# DATA PROVIDED:
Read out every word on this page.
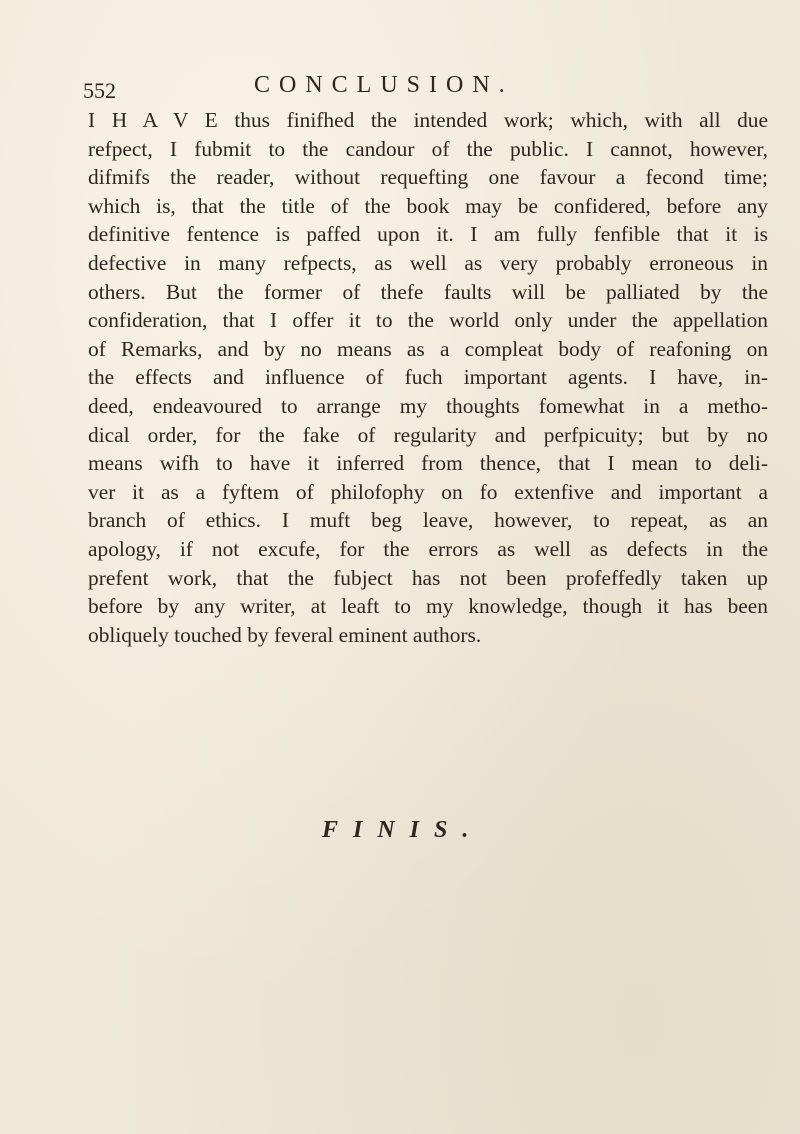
552	CONCLUSION.

I H A V E thus finifhed the intended work; which, with all due
refpect, I fubmit to the candour of the public. I cannot, however,
difmifs the reader, without requefting one favour a fecond time;
which is, that the title of the book may be confidered, before any
definitive fentence is paffed upon it. I am fully fenfible that it is
defective in many refpects, as well as very probably erroneous in
others. But the former of thefe faults will be palliated by the
confideration, that I offer it to the world only under the appellation
of Remarks, and by no means as a compleat body of reafoning on
the effects and influence of fuch important agents. I have, in-
deed, endeavoured to arrange my thoughts fomewhat in a metho-
dical order, for the fake of regularity and perfpicuity; but by no
means wifh to have it inferred from thence, that I mean to deli-
ver it as a fyftem of philofophy on fo extenfive and important a
branch of ethics. I muft beg leave, however, to repeat, as an
apology, if not excufe, for the errors as well as defects in the
prefent work, that the fubject has not been profeffedly taken up
before by any writer, at leaft to my knowledge, though it has been
obliquely touched by feveral eminent authors.

FINIS.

# YOUR TASK:
Using the entries above, find all lines with "that". Copy them.

# ANSWER BELOW:
which is, that the title of the book may be confidered, before any
definitive fentence is paffed upon it. I am fully fenfible that it is
confideration, that I offer it to the world only under the appellation
means wifh to have it inferred from thence, that I mean to deli-
prefent work, that the fubject has not been profeffedly taken up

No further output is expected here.